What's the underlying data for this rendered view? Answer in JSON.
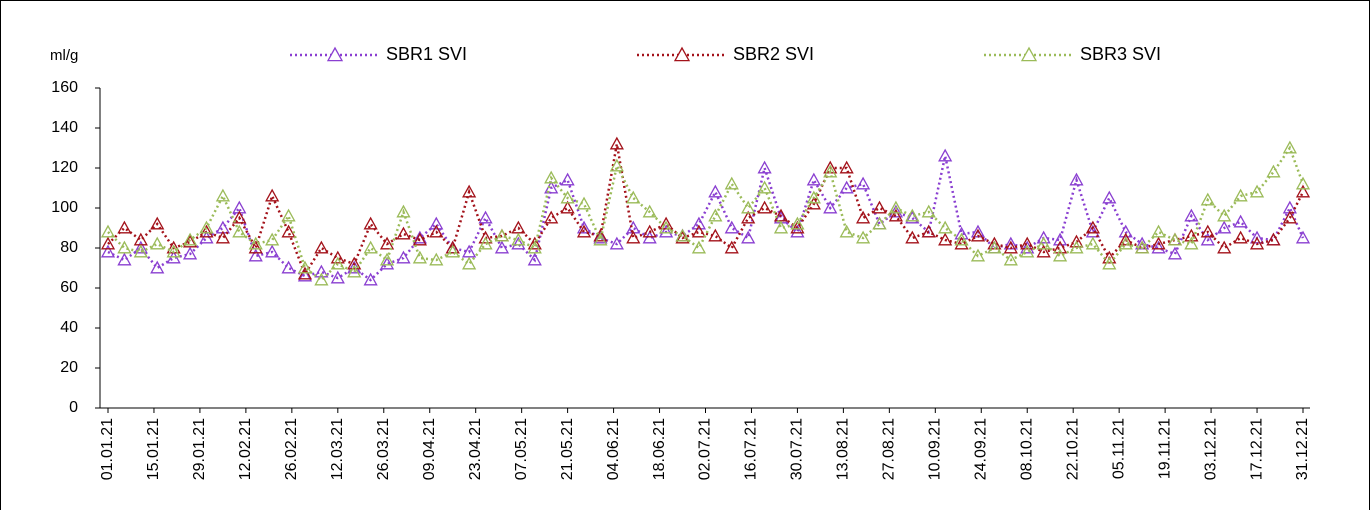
{
  "chart_data": {
    "type": "line",
    "y_label": "ml/g",
    "legend": "top",
    "grid": false,
    "ylim": [
      0,
      160
    ],
    "yticks": [
      0,
      20,
      40,
      60,
      80,
      100,
      120,
      140,
      160
    ],
    "xlim": [
      "01.01.21",
      "31.12.21"
    ],
    "xticks": [
      "01.01.21",
      "15.01.21",
      "29.01.21",
      "12.02.21",
      "26.02.21",
      "12.03.21",
      "26.03.21",
      "09.04.21",
      "23.04.21",
      "07.05.21",
      "21.05.21",
      "04.06.21",
      "18.06.21",
      "02.07.21",
      "16.07.21",
      "30.07.21",
      "13.08.21",
      "27.08.21",
      "10.09.21",
      "24.09.21",
      "08.10.21",
      "22.10.21",
      "05.11.21",
      "19.11.21",
      "03.12.21",
      "17.12.21",
      "31.12.21"
    ],
    "x": [
      "01.01.21",
      "06.01.21",
      "11.01.21",
      "16.01.21",
      "21.01.21",
      "26.01.21",
      "31.01.21",
      "05.02.21",
      "10.02.21",
      "15.02.21",
      "20.02.21",
      "25.02.21",
      "02.03.21",
      "07.03.21",
      "12.03.21",
      "17.03.21",
      "22.03.21",
      "27.03.21",
      "01.04.21",
      "06.04.21",
      "11.04.21",
      "16.04.21",
      "21.04.21",
      "26.04.21",
      "01.05.21",
      "06.05.21",
      "11.05.21",
      "16.05.21",
      "21.05.21",
      "26.05.21",
      "31.05.21",
      "05.06.21",
      "10.06.21",
      "15.06.21",
      "20.06.21",
      "25.06.21",
      "30.06.21",
      "05.07.21",
      "10.07.21",
      "15.07.21",
      "20.07.21",
      "25.07.21",
      "30.07.21",
      "04.08.21",
      "09.08.21",
      "14.08.21",
      "19.08.21",
      "24.08.21",
      "29.08.21",
      "03.09.21",
      "08.09.21",
      "13.09.21",
      "18.09.21",
      "23.09.21",
      "28.09.21",
      "03.10.21",
      "08.10.21",
      "13.10.21",
      "18.10.21",
      "23.10.21",
      "28.10.21",
      "02.11.21",
      "07.11.21",
      "12.11.21",
      "17.11.21",
      "22.11.21",
      "27.11.21",
      "02.12.21",
      "07.12.21",
      "12.12.21",
      "17.12.21",
      "22.12.21",
      "27.12.21",
      "31.12.21"
    ],
    "series": [
      {
        "name": "SBR1 SVI",
        "color": "#8a3fd1",
        "values": [
          78,
          74,
          80,
          70,
          75,
          77,
          85,
          90,
          100,
          76,
          78,
          70,
          66,
          68,
          65,
          70,
          64,
          72,
          75,
          85,
          92,
          80,
          78,
          95,
          80,
          82,
          74,
          110,
          114,
          90,
          85,
          82,
          90,
          85,
          88,
          86,
          92,
          108,
          90,
          85,
          120,
          95,
          88,
          114,
          100,
          110,
          112,
          92,
          98,
          95,
          88,
          126,
          87,
          88,
          80,
          82,
          80,
          85,
          84,
          114,
          88,
          105,
          88,
          82,
          80,
          77,
          96,
          84,
          90,
          93,
          85,
          84,
          100,
          85
        ]
      },
      {
        "name": "SBR2 SVI",
        "color": "#a3121a",
        "values": [
          82,
          90,
          84,
          92,
          80,
          83,
          88,
          85,
          95,
          80,
          106,
          88,
          67,
          80,
          75,
          72,
          92,
          82,
          87,
          84,
          88,
          80,
          108,
          85,
          86,
          90,
          82,
          95,
          100,
          88,
          86,
          132,
          85,
          88,
          92,
          85,
          88,
          86,
          80,
          95,
          100,
          96,
          90,
          102,
          120,
          120,
          95,
          100,
          96,
          85,
          88,
          84,
          82,
          86,
          82,
          80,
          82,
          78,
          80,
          83,
          90,
          75,
          84,
          80,
          82,
          84,
          86,
          88,
          80,
          85,
          82,
          84,
          95,
          108
        ]
      },
      {
        "name": "SBR3 SVI",
        "color": "#9bbb59",
        "values": [
          88,
          80,
          78,
          82,
          78,
          84,
          90,
          106,
          88,
          82,
          84,
          96,
          70,
          64,
          72,
          68,
          80,
          74,
          98,
          75,
          74,
          78,
          72,
          82,
          86,
          84,
          80,
          115,
          105,
          102,
          84,
          121,
          105,
          98,
          90,
          86,
          80,
          96,
          112,
          100,
          110,
          90,
          92,
          105,
          118,
          88,
          85,
          92,
          100,
          96,
          98,
          90,
          84,
          76,
          80,
          74,
          78,
          82,
          76,
          80,
          82,
          72,
          82,
          80,
          88,
          84,
          82,
          104,
          96,
          106,
          108,
          118,
          130,
          112
        ]
      }
    ]
  }
}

************

To be done >>
Where a line in the material above holds "name", copy that line.

The completed task >>
        "name": "SBR1 SVI",
        "name": "SBR2 SVI",
        "name": "SBR3 SVI",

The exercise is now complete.